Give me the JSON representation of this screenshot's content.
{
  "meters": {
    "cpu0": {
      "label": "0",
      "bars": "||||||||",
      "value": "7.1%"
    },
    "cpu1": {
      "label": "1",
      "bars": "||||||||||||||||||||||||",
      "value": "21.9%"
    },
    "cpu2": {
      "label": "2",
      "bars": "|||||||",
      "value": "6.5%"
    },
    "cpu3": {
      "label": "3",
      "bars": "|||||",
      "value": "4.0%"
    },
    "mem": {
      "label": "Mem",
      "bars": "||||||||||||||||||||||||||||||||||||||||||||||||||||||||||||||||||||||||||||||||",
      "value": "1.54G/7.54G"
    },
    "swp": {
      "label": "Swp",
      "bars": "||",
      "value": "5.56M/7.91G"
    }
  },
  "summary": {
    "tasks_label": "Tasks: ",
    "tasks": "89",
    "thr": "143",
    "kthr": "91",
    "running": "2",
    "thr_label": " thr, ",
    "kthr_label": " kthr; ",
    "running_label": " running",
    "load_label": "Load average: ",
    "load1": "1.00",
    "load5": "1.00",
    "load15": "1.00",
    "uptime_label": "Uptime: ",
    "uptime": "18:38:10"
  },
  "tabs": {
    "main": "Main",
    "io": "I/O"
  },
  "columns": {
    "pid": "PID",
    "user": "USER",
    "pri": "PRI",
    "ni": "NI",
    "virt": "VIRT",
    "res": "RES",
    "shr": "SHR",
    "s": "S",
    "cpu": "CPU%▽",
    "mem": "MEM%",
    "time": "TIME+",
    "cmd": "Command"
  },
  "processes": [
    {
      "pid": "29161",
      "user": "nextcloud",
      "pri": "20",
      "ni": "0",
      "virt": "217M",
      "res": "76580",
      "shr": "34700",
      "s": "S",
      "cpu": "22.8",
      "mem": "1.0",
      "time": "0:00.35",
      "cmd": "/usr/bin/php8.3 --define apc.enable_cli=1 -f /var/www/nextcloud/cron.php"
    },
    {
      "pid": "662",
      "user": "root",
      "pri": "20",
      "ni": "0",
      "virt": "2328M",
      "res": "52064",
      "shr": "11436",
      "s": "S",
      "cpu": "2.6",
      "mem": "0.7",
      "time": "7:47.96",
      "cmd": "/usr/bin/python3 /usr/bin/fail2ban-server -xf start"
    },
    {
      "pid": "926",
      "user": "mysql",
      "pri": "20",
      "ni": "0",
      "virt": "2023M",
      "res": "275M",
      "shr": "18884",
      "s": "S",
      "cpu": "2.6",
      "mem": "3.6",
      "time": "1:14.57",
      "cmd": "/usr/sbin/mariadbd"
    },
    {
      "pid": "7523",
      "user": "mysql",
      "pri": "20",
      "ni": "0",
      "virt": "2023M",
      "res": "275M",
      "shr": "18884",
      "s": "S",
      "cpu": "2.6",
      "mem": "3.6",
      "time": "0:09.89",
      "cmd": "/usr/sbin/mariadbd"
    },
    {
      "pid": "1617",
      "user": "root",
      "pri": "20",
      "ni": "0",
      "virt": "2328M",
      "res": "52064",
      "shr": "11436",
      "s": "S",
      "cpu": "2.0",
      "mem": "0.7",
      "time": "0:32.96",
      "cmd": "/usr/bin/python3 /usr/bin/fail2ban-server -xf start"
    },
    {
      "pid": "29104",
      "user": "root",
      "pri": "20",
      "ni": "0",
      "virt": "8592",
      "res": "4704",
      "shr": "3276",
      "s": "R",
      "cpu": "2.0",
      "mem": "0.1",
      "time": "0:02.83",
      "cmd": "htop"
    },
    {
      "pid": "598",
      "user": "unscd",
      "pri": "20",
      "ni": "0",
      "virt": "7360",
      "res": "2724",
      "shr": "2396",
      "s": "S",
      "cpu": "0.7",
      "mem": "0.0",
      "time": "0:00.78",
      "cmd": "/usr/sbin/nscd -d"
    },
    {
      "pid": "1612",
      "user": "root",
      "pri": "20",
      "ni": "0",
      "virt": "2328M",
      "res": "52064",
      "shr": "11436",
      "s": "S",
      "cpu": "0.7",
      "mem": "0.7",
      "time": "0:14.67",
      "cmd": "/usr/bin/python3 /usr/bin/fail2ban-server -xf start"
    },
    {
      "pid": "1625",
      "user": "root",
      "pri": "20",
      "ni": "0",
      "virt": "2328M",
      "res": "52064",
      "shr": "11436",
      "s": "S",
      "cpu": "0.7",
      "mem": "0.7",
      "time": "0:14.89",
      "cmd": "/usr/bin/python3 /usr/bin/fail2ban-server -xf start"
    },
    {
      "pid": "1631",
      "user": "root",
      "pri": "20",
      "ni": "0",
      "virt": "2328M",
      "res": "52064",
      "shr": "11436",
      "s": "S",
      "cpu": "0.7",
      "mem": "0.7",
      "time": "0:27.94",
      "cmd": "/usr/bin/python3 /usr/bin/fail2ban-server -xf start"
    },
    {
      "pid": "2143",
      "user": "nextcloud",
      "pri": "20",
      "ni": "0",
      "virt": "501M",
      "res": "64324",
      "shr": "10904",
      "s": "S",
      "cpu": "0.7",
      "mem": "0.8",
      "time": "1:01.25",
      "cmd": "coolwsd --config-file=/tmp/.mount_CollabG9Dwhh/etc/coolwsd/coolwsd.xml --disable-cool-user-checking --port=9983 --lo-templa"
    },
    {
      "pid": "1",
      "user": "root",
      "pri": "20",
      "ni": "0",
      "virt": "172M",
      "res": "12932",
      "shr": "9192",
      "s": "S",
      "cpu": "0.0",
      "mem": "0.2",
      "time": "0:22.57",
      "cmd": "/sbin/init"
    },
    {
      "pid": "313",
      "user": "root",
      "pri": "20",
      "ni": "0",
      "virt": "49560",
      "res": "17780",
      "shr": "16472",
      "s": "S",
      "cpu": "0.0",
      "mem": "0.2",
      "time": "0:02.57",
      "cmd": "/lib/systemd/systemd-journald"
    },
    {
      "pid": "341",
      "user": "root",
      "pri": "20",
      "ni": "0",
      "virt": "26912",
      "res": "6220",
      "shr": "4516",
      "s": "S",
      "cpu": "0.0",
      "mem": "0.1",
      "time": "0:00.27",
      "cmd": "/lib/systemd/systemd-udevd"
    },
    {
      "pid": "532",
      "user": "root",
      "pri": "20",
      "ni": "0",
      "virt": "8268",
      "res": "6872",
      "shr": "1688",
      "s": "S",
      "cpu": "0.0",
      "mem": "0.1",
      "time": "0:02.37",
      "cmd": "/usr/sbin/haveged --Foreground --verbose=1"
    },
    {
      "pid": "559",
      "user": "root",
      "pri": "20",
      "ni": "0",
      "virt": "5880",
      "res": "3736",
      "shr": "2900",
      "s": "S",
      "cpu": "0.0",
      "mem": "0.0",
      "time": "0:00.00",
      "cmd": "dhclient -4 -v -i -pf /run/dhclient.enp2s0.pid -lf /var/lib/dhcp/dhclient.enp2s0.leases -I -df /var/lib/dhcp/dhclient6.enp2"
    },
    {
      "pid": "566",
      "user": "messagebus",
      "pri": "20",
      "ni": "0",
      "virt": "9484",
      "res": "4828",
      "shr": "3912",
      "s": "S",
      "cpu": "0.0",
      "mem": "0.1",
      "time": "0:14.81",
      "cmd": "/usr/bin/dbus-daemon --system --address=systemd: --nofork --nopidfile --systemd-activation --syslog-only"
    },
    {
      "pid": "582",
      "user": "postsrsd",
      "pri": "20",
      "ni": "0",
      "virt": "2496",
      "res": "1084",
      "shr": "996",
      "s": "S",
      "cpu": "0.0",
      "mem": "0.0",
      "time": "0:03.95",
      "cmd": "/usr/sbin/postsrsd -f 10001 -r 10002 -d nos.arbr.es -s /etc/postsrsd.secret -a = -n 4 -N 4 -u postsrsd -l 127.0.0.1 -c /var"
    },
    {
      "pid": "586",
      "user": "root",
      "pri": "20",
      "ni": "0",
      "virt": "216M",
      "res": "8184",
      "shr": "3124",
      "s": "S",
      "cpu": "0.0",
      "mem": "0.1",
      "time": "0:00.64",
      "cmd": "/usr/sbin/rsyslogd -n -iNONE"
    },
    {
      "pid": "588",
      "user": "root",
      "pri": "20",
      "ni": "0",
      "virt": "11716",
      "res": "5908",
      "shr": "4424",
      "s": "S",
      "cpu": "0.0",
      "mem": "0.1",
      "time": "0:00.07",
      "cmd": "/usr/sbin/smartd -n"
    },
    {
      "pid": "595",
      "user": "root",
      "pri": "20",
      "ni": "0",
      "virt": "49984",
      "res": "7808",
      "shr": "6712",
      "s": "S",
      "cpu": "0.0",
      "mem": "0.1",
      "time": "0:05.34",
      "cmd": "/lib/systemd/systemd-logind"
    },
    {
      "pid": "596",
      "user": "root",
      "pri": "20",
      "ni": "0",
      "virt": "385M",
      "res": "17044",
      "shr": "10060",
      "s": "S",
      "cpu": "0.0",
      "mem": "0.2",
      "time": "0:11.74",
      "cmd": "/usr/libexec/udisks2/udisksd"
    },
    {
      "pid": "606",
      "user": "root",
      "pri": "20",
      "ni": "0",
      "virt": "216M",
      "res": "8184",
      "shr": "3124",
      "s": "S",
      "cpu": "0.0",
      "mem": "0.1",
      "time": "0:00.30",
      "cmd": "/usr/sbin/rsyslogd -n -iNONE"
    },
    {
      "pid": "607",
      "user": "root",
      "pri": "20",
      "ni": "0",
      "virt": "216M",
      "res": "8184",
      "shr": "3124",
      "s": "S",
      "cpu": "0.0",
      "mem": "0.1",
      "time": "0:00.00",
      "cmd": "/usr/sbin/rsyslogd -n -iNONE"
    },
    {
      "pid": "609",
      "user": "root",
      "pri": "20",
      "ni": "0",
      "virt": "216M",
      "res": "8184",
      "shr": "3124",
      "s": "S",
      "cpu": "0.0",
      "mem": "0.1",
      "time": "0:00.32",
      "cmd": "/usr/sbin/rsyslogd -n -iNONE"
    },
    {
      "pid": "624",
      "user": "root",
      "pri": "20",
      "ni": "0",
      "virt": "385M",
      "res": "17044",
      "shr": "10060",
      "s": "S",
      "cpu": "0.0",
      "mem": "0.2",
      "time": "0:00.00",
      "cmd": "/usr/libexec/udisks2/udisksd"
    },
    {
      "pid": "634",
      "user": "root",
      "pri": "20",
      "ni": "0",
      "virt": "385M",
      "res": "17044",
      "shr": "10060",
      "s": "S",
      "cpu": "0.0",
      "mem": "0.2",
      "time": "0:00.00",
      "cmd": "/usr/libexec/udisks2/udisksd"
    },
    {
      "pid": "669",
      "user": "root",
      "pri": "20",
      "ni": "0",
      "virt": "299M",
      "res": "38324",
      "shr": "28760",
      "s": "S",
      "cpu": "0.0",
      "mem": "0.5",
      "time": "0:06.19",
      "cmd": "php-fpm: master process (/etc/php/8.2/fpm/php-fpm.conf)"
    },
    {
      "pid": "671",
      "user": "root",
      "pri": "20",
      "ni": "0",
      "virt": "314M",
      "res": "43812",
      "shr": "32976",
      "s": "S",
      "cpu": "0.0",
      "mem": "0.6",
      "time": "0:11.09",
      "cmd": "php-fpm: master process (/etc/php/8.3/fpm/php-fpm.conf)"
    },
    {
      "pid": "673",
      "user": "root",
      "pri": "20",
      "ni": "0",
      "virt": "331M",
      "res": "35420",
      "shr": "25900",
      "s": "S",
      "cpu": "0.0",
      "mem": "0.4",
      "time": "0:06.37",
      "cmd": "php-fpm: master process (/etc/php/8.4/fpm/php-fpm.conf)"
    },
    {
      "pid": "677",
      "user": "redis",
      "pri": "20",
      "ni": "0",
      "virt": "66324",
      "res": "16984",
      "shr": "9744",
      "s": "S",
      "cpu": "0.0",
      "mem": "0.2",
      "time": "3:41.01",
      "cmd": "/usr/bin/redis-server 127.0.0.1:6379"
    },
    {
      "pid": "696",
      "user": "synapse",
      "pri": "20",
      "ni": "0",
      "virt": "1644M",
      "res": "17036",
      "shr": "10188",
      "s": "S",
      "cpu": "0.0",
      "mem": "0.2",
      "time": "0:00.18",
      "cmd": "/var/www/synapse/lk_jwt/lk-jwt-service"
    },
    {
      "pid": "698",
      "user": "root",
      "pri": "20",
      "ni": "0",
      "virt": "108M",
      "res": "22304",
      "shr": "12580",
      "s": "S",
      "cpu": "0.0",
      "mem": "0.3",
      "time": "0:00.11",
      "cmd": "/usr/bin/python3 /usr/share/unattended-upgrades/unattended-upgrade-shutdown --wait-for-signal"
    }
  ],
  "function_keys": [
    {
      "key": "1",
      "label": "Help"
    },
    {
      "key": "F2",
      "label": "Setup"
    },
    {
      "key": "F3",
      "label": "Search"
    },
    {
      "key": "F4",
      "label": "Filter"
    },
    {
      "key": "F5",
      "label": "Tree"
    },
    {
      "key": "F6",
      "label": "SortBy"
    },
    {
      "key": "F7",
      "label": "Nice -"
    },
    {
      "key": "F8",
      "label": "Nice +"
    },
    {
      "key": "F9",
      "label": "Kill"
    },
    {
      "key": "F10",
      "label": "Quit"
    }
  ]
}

^^^^^^^^

Do this:
Using the entries above, find all lines with "value". Copy them.

The completed task:
      "value": "7.1%"
      "value": "21.9%"
      "value": "6.5%"
      "value": "4.0%"
      "value": "1.54G/7.54G"
      "value": "5.56M/7.91G"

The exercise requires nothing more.